▶ **Problem description**: Your copy of the material below should match it exactly, except that it holds no pictures.

[Figure dataset records]
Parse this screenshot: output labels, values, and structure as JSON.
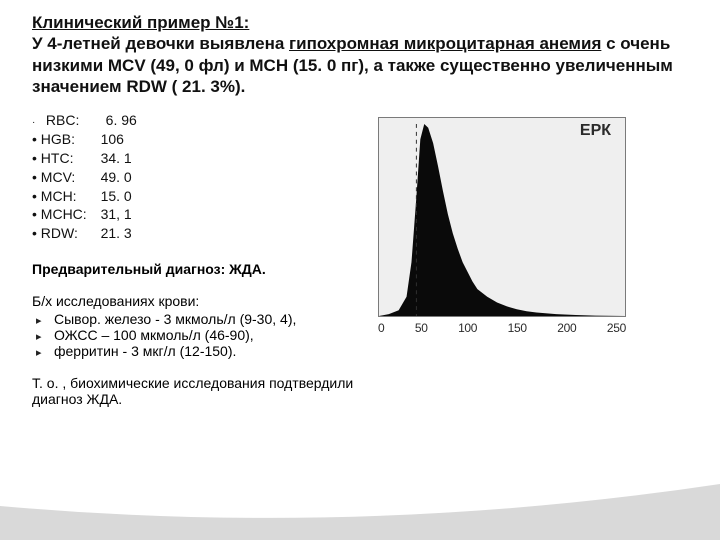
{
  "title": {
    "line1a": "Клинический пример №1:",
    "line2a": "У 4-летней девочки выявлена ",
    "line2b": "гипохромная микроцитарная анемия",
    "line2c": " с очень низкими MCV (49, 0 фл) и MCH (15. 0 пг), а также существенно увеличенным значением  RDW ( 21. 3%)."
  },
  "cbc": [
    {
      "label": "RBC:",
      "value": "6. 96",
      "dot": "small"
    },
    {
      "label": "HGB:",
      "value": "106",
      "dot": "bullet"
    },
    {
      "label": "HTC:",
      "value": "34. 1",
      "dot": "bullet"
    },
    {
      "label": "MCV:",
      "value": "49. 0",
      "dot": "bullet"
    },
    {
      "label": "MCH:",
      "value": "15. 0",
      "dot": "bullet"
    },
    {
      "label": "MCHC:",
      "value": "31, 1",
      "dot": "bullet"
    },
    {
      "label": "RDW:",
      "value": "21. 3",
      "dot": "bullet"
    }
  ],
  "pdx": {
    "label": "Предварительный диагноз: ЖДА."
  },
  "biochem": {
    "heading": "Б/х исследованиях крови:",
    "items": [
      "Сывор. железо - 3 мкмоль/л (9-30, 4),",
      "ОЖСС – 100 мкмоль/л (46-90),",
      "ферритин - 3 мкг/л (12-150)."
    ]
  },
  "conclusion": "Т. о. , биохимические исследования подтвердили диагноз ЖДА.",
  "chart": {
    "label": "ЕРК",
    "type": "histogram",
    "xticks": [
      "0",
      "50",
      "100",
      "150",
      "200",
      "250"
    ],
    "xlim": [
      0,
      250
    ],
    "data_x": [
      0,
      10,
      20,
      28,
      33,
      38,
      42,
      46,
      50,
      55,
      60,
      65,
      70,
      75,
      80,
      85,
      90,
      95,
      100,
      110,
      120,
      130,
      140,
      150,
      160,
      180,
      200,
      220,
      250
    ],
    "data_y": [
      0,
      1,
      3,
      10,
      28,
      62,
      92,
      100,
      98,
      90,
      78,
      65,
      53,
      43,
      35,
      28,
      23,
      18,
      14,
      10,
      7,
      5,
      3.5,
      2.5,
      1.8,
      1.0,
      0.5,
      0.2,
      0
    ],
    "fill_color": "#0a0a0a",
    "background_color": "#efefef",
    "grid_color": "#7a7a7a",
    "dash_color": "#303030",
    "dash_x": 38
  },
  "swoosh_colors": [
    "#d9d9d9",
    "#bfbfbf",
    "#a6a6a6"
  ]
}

▶ **The response**:
Parse this screenshot: output labels, values, and structure as JSON.
{
  "title": {
    "line1a": "Клинический пример №1:",
    "line2a": "У 4-летней девочки выявлена ",
    "line2b": "гипохромная микроцитарная анемия",
    "line2c": " с очень низкими MCV (49, 0 фл) и MCH (15. 0 пг), а также существенно увеличенным значением  RDW ( 21. 3%)."
  },
  "cbc": [
    {
      "label": "RBC:",
      "value": "6. 96",
      "dot": "small"
    },
    {
      "label": "HGB:",
      "value": "106",
      "dot": "bullet"
    },
    {
      "label": "HTC:",
      "value": "34. 1",
      "dot": "bullet"
    },
    {
      "label": "MCV:",
      "value": "49. 0",
      "dot": "bullet"
    },
    {
      "label": "MCH:",
      "value": "15. 0",
      "dot": "bullet"
    },
    {
      "label": "MCHC:",
      "value": "31, 1",
      "dot": "bullet"
    },
    {
      "label": "RDW:",
      "value": "21. 3",
      "dot": "bullet"
    }
  ],
  "pdx": {
    "label": "Предварительный диагноз: ЖДА."
  },
  "biochem": {
    "heading": "Б/х исследованиях крови:",
    "items": [
      "Сывор. железо - 3 мкмоль/л (9-30, 4),",
      "ОЖСС – 100 мкмоль/л (46-90),",
      "ферритин - 3 мкг/л (12-150)."
    ]
  },
  "conclusion": "Т. о. , биохимические исследования подтвердили диагноз ЖДА.",
  "chart": {
    "label": "ЕРК",
    "type": "histogram",
    "xticks": [
      "0",
      "50",
      "100",
      "150",
      "200",
      "250"
    ],
    "xlim": [
      0,
      250
    ],
    "data_x": [
      0,
      10,
      20,
      28,
      33,
      38,
      42,
      46,
      50,
      55,
      60,
      65,
      70,
      75,
      80,
      85,
      90,
      95,
      100,
      110,
      120,
      130,
      140,
      150,
      160,
      180,
      200,
      220,
      250
    ],
    "data_y": [
      0,
      1,
      3,
      10,
      28,
      62,
      92,
      100,
      98,
      90,
      78,
      65,
      53,
      43,
      35,
      28,
      23,
      18,
      14,
      10,
      7,
      5,
      3.5,
      2.5,
      1.8,
      1.0,
      0.5,
      0.2,
      0
    ],
    "fill_color": "#0a0a0a",
    "background_color": "#efefef",
    "grid_color": "#7a7a7a",
    "dash_color": "#303030",
    "dash_x": 38
  },
  "swoosh_colors": [
    "#d9d9d9",
    "#bfbfbf",
    "#a6a6a6"
  ]
}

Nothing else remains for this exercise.